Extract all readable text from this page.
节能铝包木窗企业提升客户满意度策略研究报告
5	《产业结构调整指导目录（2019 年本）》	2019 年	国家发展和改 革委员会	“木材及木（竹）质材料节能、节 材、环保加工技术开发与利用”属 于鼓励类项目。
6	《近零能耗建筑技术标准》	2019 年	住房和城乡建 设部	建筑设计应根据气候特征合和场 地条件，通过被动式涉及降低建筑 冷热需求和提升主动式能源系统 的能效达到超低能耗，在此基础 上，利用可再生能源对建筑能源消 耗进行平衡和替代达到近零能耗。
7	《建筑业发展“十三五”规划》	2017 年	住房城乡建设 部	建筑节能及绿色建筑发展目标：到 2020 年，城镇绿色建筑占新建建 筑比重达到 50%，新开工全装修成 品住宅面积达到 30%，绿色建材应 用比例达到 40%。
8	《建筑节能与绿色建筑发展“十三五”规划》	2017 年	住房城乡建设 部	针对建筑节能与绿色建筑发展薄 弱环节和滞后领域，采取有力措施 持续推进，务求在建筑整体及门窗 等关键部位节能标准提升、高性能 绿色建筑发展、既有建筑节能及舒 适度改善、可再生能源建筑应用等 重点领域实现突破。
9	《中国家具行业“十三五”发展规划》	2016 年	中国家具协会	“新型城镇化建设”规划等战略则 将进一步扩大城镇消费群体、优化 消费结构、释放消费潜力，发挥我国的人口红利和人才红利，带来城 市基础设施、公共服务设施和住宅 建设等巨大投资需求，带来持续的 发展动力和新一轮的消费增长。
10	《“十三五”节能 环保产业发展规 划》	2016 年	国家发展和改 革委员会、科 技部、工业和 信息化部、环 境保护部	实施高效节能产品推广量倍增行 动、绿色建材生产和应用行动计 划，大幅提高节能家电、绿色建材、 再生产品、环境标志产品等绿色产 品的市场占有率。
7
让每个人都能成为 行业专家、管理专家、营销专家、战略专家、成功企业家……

——

◆ WHAT THE TASK ASKS
Within the listing, how many lines hold the word "国家发展和改"? Only the number is to be given.

◆ COMPLETE RESPONSE
2